Job:
Repeat the entire listing exactly as written.
-- Start Data listing --
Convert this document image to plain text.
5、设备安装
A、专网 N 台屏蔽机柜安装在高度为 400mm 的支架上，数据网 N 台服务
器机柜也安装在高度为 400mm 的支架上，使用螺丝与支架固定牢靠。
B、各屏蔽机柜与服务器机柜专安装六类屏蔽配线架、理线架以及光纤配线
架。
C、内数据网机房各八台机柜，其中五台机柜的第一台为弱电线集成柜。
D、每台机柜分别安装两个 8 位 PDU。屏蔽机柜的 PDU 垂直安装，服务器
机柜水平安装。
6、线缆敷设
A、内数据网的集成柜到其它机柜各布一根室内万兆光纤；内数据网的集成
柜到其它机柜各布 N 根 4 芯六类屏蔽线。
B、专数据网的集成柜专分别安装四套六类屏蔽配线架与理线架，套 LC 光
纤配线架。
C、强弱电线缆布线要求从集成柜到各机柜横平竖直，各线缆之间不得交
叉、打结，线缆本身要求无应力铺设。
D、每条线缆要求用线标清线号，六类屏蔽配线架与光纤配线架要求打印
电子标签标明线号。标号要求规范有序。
-- End Data listing --
Exercise output:
Convert this document image to plain text.
5、设备安装
A、专网 N 台屏蔽机柜安装在高度为 400mm 的支架上，数据网 N 台服务
器机柜也安装在高度为 400mm 的支架上，使用螺丝与支架固定牢靠。
B、各屏蔽机柜与服务器机柜专安装六类屏蔽配线架、理线架以及光纤配线
架。
C、内数据网机房各八台机柜，其中五台机柜的第一台为弱电线集成柜。
D、每台机柜分别安装两个 8 位 PDU。屏蔽机柜的 PDU 垂直安装，服务器
机柜水平安装。
6、线缆敷设
A、内数据网的集成柜到其它机柜各布一根室内万兆光纤；内数据网的集成
柜到其它机柜各布 N 根 4 芯六类屏蔽线。
B、专数据网的集成柜专分别安装四套六类屏蔽配线架与理线架，套 LC 光
纤配线架。
C、强弱电线缆布线要求从集成柜到各机柜横平竖直，各线缆之间不得交
叉、打结，线缆本身要求无应力铺设。
D、每条线缆要求用线标清线号，六类屏蔽配线架与光纤配线架要求打印
电子标签标明线号。标号要求规范有序。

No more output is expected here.